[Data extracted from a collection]
"""

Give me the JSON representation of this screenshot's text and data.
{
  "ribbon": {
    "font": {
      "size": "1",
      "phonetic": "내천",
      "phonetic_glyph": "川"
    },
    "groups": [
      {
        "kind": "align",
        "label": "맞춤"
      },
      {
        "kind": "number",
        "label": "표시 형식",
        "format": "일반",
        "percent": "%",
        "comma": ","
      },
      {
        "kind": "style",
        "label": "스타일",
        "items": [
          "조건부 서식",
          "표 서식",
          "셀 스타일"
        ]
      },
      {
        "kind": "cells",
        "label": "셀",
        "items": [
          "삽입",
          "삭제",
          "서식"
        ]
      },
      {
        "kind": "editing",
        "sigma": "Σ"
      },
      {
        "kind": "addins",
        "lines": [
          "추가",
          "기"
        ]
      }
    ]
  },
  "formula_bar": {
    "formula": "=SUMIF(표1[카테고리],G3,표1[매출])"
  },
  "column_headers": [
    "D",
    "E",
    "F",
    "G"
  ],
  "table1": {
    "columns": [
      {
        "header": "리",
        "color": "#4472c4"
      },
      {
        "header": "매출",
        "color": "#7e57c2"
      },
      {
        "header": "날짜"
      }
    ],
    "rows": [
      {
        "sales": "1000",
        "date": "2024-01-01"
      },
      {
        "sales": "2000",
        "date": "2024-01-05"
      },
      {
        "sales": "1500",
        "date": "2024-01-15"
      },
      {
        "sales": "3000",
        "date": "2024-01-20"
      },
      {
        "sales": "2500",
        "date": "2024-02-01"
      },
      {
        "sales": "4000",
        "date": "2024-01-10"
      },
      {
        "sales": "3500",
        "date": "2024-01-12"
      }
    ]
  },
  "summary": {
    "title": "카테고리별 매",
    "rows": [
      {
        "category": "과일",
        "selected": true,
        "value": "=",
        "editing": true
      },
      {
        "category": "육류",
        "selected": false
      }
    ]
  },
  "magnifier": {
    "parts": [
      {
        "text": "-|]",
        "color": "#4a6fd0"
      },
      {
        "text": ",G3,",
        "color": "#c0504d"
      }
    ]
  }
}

"""

Take each line of the material that contains the word "color" and list it.

OUTPUT OF THE EXERCISE:
        "color": "#4472c4"
        "color": "#7e57c2"
        "color": "#4a6fd0"
        "color": "#c0504d"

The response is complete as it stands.